Short exercise = All of the data should be output character for character, except the pictures.

═════ Recorded data ═════

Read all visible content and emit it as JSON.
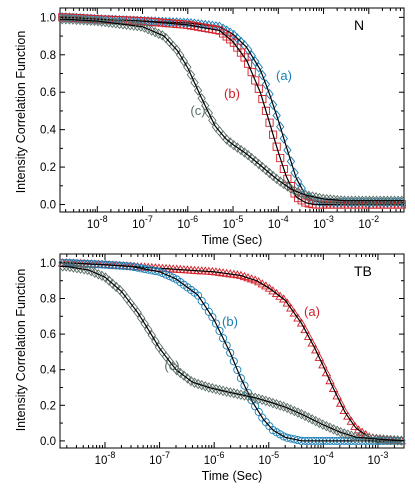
{
  "figure": {
    "ylabel": "Intensity Correlation Function"
  },
  "chart_data": [
    {
      "type": "scatter",
      "panel_label": "N",
      "xlabel": "Time (Sec)",
      "ylabel": "Intensity Correlation Function",
      "xscale": "log",
      "xlim": [
        1.5e-09,
        0.06
      ],
      "ylim": [
        -0.04,
        1.05
      ],
      "y_ticks": [
        "0.0",
        "0.2",
        "0.4",
        "0.6",
        "0.8",
        "1.0"
      ],
      "x_tick_exponents": [
        -8,
        -7,
        -6,
        -5,
        -4,
        -3,
        -2
      ],
      "series": [
        {
          "name": "(a)",
          "color": "#1a7fb5",
          "marker": "diamond",
          "x": [
            2e-09,
            1e-08,
            1e-07,
            1e-06,
            5e-06,
            1e-05,
            2e-05,
            4e-05,
            6e-05,
            0.0001,
            0.00015,
            0.00025,
            0.0004,
            0.0006,
            0.001,
            0.002,
            0.005,
            0.01,
            0.05
          ],
          "y": [
            1.0,
            0.99,
            0.98,
            0.97,
            0.95,
            0.91,
            0.84,
            0.72,
            0.61,
            0.45,
            0.31,
            0.14,
            0.05,
            0.02,
            0.01,
            0.01,
            0.01,
            0.01,
            0.01
          ]
        },
        {
          "name": "(b)",
          "color": "#d2202a",
          "marker": "square",
          "x": [
            2e-09,
            1e-08,
            1e-07,
            1e-06,
            5e-06,
            1e-05,
            2e-05,
            4e-05,
            6e-05,
            0.0001,
            0.00015,
            0.00025,
            0.0004,
            0.0006,
            0.001,
            0.002,
            0.005,
            0.01,
            0.05
          ],
          "y": [
            1.0,
            0.99,
            0.98,
            0.96,
            0.93,
            0.87,
            0.77,
            0.6,
            0.46,
            0.28,
            0.15,
            0.04,
            0.01,
            0.0,
            0.0,
            0.0,
            0.0,
            0.0,
            0.0
          ]
        },
        {
          "name": "(c)",
          "color": "#5a6e66",
          "marker": "diamond",
          "x": [
            2e-09,
            1e-08,
            1e-07,
            3e-07,
            6e-07,
            1e-06,
            2e-06,
            4e-06,
            7e-06,
            1e-05,
            2e-05,
            4e-05,
            7e-05,
            0.0001,
            0.0002,
            0.0004,
            0.001,
            0.003,
            0.01,
            0.05
          ],
          "y": [
            0.99,
            0.98,
            0.95,
            0.9,
            0.82,
            0.73,
            0.57,
            0.42,
            0.35,
            0.32,
            0.27,
            0.21,
            0.16,
            0.13,
            0.08,
            0.05,
            0.03,
            0.02,
            0.02,
            0.02
          ]
        }
      ]
    },
    {
      "type": "scatter",
      "panel_label": "TB",
      "xlabel": "Time (Sec)",
      "ylabel": "Intensity Correlation Function",
      "xscale": "log",
      "xlim": [
        1.5e-09,
        0.003
      ],
      "ylim": [
        -0.04,
        1.05
      ],
      "y_ticks": [
        "0.0",
        "0.2",
        "0.4",
        "0.6",
        "0.8",
        "1.0"
      ],
      "x_tick_exponents": [
        -8,
        -7,
        -6,
        -5,
        -4,
        -3
      ],
      "series": [
        {
          "name": "(a)",
          "color": "#d2202a",
          "marker": "triangle",
          "x": [
            2e-09,
            1e-08,
            1e-07,
            1e-06,
            3e-06,
            6e-06,
            1e-05,
            2e-05,
            4e-05,
            7e-05,
            0.0001,
            0.00015,
            0.00025,
            0.0004,
            0.0007,
            0.001,
            0.002,
            0.003
          ],
          "y": [
            1.0,
            0.99,
            0.97,
            0.95,
            0.93,
            0.9,
            0.86,
            0.79,
            0.66,
            0.52,
            0.42,
            0.3,
            0.16,
            0.07,
            0.02,
            0.01,
            0.0,
            0.0
          ]
        },
        {
          "name": "(b)",
          "color": "#1a7fb5",
          "marker": "circle",
          "x": [
            2e-09,
            1e-08,
            3e-08,
            1e-07,
            2e-07,
            5e-07,
            1e-06,
            2e-06,
            3e-06,
            5e-06,
            8e-06,
            1.2e-05,
            2e-05,
            4e-05,
            0.0001,
            0.0003,
            0.001,
            0.003
          ],
          "y": [
            1.0,
            0.99,
            0.98,
            0.95,
            0.91,
            0.82,
            0.68,
            0.49,
            0.36,
            0.22,
            0.12,
            0.06,
            0.02,
            0.0,
            0.0,
            0.0,
            0.0,
            0.0
          ]
        },
        {
          "name": "(c)",
          "color": "#5a6e66",
          "marker": "diamond",
          "x": [
            2e-09,
            5e-09,
            1e-08,
            2e-08,
            4e-08,
            7e-08,
            1e-07,
            2e-07,
            4e-07,
            8e-07,
            1.5e-06,
            3e-06,
            6e-06,
            1e-05,
            2e-05,
            4e-05,
            0.0001,
            0.0002,
            0.0004,
            0.001,
            0.003
          ],
          "y": [
            0.98,
            0.96,
            0.92,
            0.84,
            0.72,
            0.6,
            0.52,
            0.4,
            0.33,
            0.3,
            0.28,
            0.26,
            0.24,
            0.22,
            0.19,
            0.15,
            0.09,
            0.05,
            0.02,
            0.01,
            0.0
          ]
        }
      ]
    }
  ]
}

═════

Output of the exercise =
Read all visible content and emit it as JSON.
{
  "figure": {
    "ylabel": "Intensity Correlation Function"
  },
  "chart_data": [
    {
      "type": "scatter",
      "panel_label": "N",
      "xlabel": "Time (Sec)",
      "ylabel": "Intensity Correlation Function",
      "xscale": "log",
      "xlim": [
        1.5e-09,
        0.06
      ],
      "ylim": [
        -0.04,
        1.05
      ],
      "y_ticks": [
        "0.0",
        "0.2",
        "0.4",
        "0.6",
        "0.8",
        "1.0"
      ],
      "x_tick_exponents": [
        -8,
        -7,
        -6,
        -5,
        -4,
        -3,
        -2
      ],
      "series": [
        {
          "name": "(a)",
          "color": "#1a7fb5",
          "marker": "diamond",
          "x": [
            2e-09,
            1e-08,
            1e-07,
            1e-06,
            5e-06,
            1e-05,
            2e-05,
            4e-05,
            6e-05,
            0.0001,
            0.00015,
            0.00025,
            0.0004,
            0.0006,
            0.001,
            0.002,
            0.005,
            0.01,
            0.05
          ],
          "y": [
            1.0,
            0.99,
            0.98,
            0.97,
            0.95,
            0.91,
            0.84,
            0.72,
            0.61,
            0.45,
            0.31,
            0.14,
            0.05,
            0.02,
            0.01,
            0.01,
            0.01,
            0.01,
            0.01
          ]
        },
        {
          "name": "(b)",
          "color": "#d2202a",
          "marker": "square",
          "x": [
            2e-09,
            1e-08,
            1e-07,
            1e-06,
            5e-06,
            1e-05,
            2e-05,
            4e-05,
            6e-05,
            0.0001,
            0.00015,
            0.00025,
            0.0004,
            0.0006,
            0.001,
            0.002,
            0.005,
            0.01,
            0.05
          ],
          "y": [
            1.0,
            0.99,
            0.98,
            0.96,
            0.93,
            0.87,
            0.77,
            0.6,
            0.46,
            0.28,
            0.15,
            0.04,
            0.01,
            0.0,
            0.0,
            0.0,
            0.0,
            0.0,
            0.0
          ]
        },
        {
          "name": "(c)",
          "color": "#5a6e66",
          "marker": "diamond",
          "x": [
            2e-09,
            1e-08,
            1e-07,
            3e-07,
            6e-07,
            1e-06,
            2e-06,
            4e-06,
            7e-06,
            1e-05,
            2e-05,
            4e-05,
            7e-05,
            0.0001,
            0.0002,
            0.0004,
            0.001,
            0.003,
            0.01,
            0.05
          ],
          "y": [
            0.99,
            0.98,
            0.95,
            0.9,
            0.82,
            0.73,
            0.57,
            0.42,
            0.35,
            0.32,
            0.27,
            0.21,
            0.16,
            0.13,
            0.08,
            0.05,
            0.03,
            0.02,
            0.02,
            0.02
          ]
        }
      ]
    },
    {
      "type": "scatter",
      "panel_label": "TB",
      "xlabel": "Time (Sec)",
      "ylabel": "Intensity Correlation Function",
      "xscale": "log",
      "xlim": [
        1.5e-09,
        0.003
      ],
      "ylim": [
        -0.04,
        1.05
      ],
      "y_ticks": [
        "0.0",
        "0.2",
        "0.4",
        "0.6",
        "0.8",
        "1.0"
      ],
      "x_tick_exponents": [
        -8,
        -7,
        -6,
        -5,
        -4,
        -3
      ],
      "series": [
        {
          "name": "(a)",
          "color": "#d2202a",
          "marker": "triangle",
          "x": [
            2e-09,
            1e-08,
            1e-07,
            1e-06,
            3e-06,
            6e-06,
            1e-05,
            2e-05,
            4e-05,
            7e-05,
            0.0001,
            0.00015,
            0.00025,
            0.0004,
            0.0007,
            0.001,
            0.002,
            0.003
          ],
          "y": [
            1.0,
            0.99,
            0.97,
            0.95,
            0.93,
            0.9,
            0.86,
            0.79,
            0.66,
            0.52,
            0.42,
            0.3,
            0.16,
            0.07,
            0.02,
            0.01,
            0.0,
            0.0
          ]
        },
        {
          "name": "(b)",
          "color": "#1a7fb5",
          "marker": "circle",
          "x": [
            2e-09,
            1e-08,
            3e-08,
            1e-07,
            2e-07,
            5e-07,
            1e-06,
            2e-06,
            3e-06,
            5e-06,
            8e-06,
            1.2e-05,
            2e-05,
            4e-05,
            0.0001,
            0.0003,
            0.001,
            0.003
          ],
          "y": [
            1.0,
            0.99,
            0.98,
            0.95,
            0.91,
            0.82,
            0.68,
            0.49,
            0.36,
            0.22,
            0.12,
            0.06,
            0.02,
            0.0,
            0.0,
            0.0,
            0.0,
            0.0
          ]
        },
        {
          "name": "(c)",
          "color": "#5a6e66",
          "marker": "diamond",
          "x": [
            2e-09,
            5e-09,
            1e-08,
            2e-08,
            4e-08,
            7e-08,
            1e-07,
            2e-07,
            4e-07,
            8e-07,
            1.5e-06,
            3e-06,
            6e-06,
            1e-05,
            2e-05,
            4e-05,
            0.0001,
            0.0002,
            0.0004,
            0.001,
            0.003
          ],
          "y": [
            0.98,
            0.96,
            0.92,
            0.84,
            0.72,
            0.6,
            0.52,
            0.4,
            0.33,
            0.3,
            0.28,
            0.26,
            0.24,
            0.22,
            0.19,
            0.15,
            0.09,
            0.05,
            0.02,
            0.01,
            0.0
          ]
        }
      ]
    }
  ]
}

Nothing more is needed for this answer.